Task prompt: Tell how many lines have the string "ANTI" in them, and write nothing besides the number.

Task inputs:
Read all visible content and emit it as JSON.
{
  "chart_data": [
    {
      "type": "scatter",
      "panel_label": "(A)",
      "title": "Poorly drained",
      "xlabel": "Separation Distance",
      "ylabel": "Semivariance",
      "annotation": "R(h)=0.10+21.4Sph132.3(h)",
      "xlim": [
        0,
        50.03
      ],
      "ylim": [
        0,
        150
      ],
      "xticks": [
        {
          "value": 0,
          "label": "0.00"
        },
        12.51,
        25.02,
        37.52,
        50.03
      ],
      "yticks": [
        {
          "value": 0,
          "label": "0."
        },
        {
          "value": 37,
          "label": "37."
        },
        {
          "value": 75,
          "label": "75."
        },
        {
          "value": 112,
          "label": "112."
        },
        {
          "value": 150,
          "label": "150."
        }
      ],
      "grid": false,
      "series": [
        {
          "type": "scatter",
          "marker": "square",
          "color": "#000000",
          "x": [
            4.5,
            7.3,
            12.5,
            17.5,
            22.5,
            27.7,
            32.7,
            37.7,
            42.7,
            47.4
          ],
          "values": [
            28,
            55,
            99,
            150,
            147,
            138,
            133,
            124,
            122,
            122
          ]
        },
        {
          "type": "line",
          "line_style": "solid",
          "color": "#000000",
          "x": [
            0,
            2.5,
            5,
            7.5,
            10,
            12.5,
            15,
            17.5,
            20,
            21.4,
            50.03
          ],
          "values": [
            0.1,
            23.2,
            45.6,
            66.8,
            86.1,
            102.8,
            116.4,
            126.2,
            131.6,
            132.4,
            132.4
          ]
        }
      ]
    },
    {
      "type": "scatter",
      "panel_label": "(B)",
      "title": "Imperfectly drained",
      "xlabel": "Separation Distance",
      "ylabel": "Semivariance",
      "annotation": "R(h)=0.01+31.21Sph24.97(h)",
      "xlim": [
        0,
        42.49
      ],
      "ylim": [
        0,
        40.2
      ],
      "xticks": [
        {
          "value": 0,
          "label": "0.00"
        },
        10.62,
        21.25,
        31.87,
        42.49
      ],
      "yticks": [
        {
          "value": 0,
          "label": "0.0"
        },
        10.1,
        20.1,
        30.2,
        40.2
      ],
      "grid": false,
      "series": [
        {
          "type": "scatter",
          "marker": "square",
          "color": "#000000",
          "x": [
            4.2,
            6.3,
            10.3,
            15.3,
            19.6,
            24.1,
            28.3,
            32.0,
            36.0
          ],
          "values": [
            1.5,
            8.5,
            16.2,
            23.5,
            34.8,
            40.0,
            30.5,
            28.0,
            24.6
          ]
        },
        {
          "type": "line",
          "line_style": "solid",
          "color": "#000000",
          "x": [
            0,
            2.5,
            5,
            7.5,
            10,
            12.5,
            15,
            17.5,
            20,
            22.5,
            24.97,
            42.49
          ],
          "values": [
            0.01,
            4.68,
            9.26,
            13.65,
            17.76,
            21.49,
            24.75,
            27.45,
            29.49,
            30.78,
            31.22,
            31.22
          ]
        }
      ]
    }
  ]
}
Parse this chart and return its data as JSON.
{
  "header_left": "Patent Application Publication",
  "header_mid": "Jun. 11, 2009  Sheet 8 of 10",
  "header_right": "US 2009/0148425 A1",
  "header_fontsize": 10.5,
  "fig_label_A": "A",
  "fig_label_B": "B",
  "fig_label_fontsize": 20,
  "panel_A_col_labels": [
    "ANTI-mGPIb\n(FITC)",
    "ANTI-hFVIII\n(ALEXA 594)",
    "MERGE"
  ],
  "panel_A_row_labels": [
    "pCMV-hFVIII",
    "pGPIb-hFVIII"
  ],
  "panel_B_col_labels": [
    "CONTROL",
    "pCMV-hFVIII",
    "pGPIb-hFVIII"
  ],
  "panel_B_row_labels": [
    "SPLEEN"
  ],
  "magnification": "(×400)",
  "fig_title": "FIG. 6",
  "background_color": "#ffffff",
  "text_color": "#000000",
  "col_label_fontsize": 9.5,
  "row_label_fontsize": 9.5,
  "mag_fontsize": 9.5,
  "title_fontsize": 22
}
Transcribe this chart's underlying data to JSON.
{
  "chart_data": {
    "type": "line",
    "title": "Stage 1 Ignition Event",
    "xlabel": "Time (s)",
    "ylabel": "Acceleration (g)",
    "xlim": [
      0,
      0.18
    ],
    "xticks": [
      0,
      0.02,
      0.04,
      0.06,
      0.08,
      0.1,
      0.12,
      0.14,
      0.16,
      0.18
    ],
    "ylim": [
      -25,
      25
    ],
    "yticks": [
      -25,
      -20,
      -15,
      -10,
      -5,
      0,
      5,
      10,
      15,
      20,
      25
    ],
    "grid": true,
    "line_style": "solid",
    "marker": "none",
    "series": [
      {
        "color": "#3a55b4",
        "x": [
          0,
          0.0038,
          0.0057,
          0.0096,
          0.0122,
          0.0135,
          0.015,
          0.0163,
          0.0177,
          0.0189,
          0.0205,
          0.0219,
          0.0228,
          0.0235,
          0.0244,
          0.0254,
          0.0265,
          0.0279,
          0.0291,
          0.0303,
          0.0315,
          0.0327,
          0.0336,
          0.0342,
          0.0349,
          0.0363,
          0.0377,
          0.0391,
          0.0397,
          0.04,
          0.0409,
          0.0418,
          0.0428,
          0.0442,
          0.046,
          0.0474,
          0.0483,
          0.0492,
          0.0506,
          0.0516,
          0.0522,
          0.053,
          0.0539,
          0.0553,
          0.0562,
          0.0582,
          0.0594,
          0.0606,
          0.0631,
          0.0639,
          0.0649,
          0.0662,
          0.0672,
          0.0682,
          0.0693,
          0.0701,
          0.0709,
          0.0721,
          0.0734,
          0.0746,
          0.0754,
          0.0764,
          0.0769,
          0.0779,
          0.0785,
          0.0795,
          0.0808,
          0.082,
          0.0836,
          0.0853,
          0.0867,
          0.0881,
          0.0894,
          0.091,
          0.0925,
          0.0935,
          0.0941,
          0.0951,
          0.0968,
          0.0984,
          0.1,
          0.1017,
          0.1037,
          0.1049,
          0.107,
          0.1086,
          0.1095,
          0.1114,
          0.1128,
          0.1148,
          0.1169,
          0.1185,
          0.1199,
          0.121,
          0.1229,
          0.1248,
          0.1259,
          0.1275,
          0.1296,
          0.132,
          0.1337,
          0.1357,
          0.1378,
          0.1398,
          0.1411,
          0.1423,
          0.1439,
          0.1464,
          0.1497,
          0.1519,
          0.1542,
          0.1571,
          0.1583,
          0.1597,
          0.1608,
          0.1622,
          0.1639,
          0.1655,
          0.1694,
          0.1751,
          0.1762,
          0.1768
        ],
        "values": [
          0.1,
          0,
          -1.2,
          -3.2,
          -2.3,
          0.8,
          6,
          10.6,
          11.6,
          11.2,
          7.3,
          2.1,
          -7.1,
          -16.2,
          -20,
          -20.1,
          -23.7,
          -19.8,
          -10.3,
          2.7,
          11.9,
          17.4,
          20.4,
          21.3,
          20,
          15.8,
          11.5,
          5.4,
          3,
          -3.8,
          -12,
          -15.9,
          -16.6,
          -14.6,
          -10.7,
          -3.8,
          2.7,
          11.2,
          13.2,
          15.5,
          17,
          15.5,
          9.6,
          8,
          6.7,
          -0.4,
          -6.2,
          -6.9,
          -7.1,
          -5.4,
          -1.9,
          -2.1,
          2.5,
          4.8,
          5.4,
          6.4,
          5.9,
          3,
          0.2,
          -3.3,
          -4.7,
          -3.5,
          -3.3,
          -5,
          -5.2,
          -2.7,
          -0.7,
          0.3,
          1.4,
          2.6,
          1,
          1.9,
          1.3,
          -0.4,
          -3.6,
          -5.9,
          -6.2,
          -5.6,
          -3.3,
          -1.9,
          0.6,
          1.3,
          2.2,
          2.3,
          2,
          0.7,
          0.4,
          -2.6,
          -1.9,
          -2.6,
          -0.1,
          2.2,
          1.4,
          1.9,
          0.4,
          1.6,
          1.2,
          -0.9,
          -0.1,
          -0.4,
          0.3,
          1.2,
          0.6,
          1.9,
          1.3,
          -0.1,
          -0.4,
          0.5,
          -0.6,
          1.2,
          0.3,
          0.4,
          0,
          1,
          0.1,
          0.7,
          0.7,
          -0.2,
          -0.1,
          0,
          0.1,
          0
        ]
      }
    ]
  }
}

Response to the exercise: 2